━━━━━ Material provided ━━━━━
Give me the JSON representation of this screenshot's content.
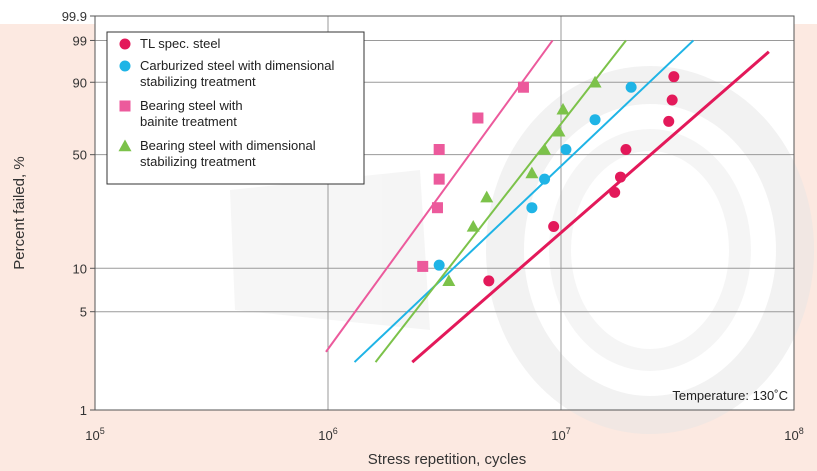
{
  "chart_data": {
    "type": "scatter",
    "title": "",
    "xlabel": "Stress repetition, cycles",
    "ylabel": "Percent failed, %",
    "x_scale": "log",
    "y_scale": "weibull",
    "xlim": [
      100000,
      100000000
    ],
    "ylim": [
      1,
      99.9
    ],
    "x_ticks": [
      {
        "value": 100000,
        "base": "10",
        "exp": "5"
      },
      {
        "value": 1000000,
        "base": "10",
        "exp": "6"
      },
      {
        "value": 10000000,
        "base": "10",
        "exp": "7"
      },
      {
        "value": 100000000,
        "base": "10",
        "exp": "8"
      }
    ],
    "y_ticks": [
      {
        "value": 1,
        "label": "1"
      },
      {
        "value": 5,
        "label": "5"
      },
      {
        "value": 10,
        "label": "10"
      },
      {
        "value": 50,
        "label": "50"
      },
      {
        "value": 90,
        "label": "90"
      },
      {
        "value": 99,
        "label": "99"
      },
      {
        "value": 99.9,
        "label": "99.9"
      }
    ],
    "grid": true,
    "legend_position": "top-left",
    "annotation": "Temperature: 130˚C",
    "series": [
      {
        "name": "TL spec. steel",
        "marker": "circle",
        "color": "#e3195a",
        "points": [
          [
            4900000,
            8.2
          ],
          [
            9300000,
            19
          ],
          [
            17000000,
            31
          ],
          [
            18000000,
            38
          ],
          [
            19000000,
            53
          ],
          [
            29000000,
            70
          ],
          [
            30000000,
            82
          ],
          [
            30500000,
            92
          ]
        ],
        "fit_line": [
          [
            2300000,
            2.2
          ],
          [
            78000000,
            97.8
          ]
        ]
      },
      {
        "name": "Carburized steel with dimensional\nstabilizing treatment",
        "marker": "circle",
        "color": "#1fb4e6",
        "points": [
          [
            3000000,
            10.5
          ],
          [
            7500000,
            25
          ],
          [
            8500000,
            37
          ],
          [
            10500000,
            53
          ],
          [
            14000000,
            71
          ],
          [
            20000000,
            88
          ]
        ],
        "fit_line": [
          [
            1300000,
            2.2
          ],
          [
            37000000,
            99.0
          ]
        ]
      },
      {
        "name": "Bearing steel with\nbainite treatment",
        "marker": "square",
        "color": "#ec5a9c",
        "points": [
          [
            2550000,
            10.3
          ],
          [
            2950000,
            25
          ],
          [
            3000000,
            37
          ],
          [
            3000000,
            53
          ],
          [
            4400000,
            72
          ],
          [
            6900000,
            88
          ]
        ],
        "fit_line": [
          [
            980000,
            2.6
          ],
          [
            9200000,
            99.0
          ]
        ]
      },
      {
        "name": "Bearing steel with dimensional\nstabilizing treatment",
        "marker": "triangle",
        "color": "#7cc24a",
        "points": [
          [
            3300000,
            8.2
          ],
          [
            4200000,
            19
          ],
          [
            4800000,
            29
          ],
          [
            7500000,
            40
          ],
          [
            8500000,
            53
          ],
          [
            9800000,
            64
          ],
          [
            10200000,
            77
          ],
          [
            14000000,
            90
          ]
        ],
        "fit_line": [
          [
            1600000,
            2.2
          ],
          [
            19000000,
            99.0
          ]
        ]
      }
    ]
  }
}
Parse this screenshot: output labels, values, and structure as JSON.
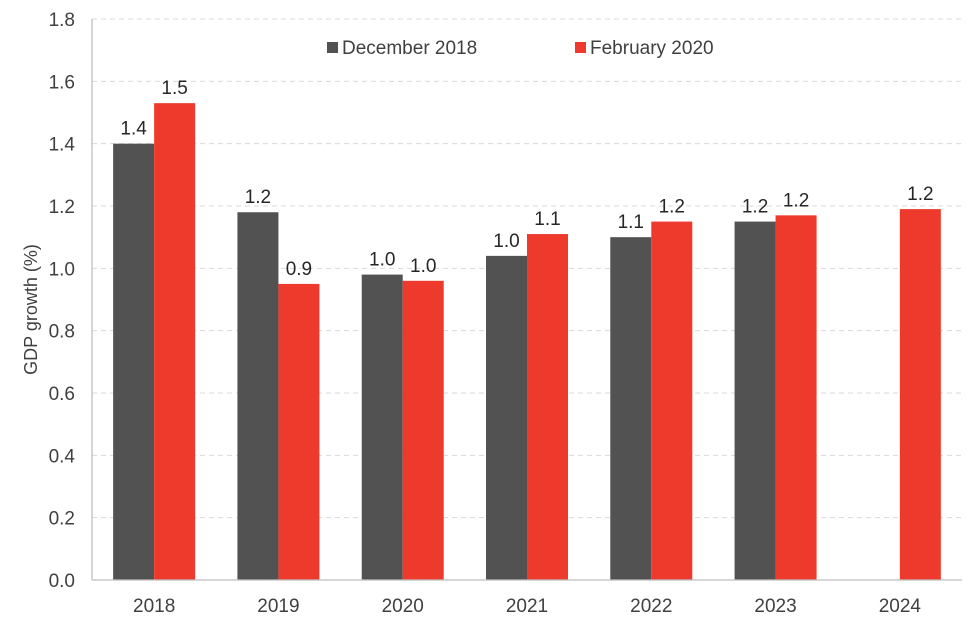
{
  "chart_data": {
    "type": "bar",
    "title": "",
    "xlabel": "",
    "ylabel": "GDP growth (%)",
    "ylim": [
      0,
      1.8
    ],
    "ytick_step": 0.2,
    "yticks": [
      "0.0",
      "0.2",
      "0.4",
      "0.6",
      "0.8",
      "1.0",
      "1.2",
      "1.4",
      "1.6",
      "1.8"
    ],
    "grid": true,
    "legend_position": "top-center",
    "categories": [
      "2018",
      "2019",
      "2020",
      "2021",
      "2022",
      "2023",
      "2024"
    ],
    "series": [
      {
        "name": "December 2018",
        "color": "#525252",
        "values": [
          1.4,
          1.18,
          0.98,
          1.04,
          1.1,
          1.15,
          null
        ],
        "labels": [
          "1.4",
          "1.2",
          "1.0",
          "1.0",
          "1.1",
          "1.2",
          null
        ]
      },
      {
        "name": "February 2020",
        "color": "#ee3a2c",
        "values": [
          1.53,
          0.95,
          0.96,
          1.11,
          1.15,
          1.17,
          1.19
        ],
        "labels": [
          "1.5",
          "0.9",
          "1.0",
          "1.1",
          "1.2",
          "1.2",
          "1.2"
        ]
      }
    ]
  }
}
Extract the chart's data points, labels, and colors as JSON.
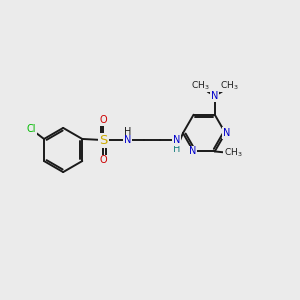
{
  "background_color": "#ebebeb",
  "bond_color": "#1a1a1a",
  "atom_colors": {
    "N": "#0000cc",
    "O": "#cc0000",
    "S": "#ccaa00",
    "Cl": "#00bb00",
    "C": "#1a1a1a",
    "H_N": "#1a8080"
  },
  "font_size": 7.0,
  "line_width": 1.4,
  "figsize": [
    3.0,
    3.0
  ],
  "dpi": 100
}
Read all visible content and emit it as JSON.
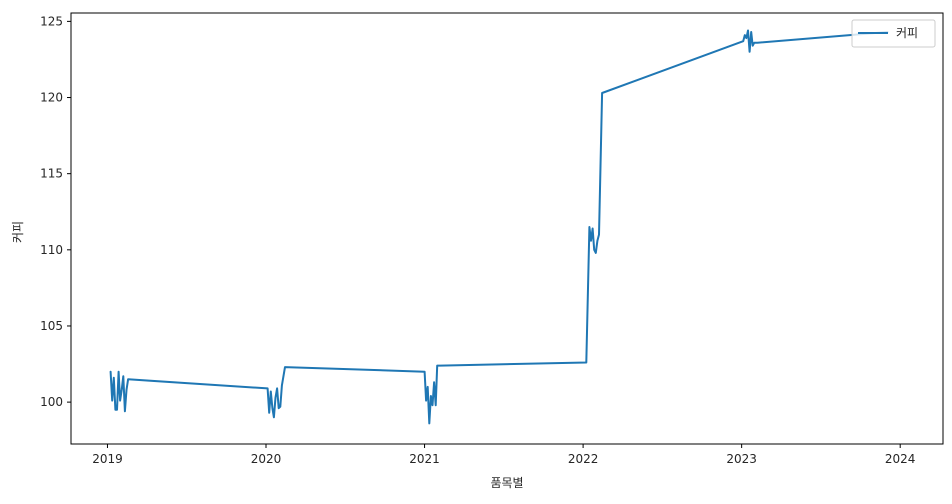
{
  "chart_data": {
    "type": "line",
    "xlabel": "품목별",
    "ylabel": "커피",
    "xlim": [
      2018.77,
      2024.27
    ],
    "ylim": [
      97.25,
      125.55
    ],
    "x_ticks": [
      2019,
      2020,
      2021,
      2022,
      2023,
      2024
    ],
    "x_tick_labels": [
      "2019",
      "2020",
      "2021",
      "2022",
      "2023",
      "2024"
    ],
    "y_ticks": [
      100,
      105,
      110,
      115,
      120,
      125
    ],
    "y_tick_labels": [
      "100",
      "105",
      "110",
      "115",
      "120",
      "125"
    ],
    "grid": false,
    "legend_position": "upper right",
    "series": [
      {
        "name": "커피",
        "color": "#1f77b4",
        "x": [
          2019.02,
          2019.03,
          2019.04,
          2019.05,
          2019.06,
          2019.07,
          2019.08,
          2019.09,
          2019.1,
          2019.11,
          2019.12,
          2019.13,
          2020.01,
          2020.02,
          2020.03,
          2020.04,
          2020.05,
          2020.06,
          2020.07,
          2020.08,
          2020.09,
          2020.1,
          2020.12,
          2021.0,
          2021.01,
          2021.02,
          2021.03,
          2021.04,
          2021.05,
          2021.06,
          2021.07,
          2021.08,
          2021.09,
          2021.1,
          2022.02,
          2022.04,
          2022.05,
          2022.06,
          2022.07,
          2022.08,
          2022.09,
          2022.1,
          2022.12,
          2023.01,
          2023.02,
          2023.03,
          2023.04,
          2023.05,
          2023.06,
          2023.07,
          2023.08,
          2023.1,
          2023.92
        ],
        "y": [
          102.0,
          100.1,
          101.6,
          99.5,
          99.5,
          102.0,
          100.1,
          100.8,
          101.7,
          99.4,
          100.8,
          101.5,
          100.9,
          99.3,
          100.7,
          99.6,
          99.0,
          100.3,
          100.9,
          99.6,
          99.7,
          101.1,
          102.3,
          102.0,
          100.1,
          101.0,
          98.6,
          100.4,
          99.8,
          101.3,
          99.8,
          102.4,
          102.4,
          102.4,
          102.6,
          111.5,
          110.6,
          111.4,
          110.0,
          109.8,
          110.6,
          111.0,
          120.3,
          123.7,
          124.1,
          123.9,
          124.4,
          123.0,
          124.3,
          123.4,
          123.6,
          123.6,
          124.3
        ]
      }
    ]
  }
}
━━━━━
**The problem:**
Answer with one number: how many lines in the listing hold "Bearing".

**Written reply:**
2